From the entries that follow, list every line in which the string "this" appears.

---------- Data

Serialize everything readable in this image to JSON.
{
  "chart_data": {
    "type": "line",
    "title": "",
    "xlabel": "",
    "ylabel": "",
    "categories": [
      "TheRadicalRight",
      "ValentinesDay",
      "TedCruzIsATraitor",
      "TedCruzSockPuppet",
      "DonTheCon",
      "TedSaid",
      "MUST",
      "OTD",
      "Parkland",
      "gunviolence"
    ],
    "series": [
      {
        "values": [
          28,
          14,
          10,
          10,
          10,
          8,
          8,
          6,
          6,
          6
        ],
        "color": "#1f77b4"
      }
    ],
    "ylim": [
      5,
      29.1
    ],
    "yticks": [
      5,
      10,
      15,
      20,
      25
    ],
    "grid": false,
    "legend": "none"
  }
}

--------------------
---------- Data

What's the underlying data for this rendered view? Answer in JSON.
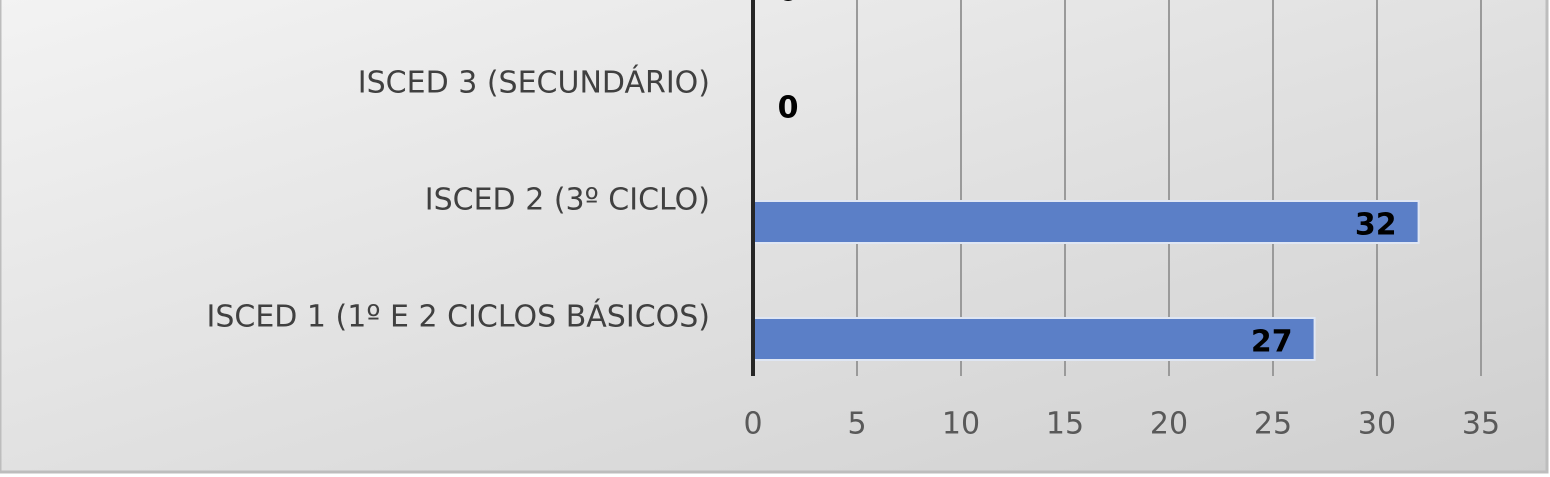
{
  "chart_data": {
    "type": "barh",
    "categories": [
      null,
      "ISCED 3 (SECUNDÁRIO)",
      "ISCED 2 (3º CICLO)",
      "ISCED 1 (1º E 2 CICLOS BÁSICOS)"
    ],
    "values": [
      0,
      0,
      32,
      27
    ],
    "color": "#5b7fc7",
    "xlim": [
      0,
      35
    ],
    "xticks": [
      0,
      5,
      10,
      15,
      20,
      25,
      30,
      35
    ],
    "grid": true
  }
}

--------------------

■ **Result of the exercise**
Serialize everything readable in this image to JSON.
What's the underlying data for this rendered view? Answer in JSON.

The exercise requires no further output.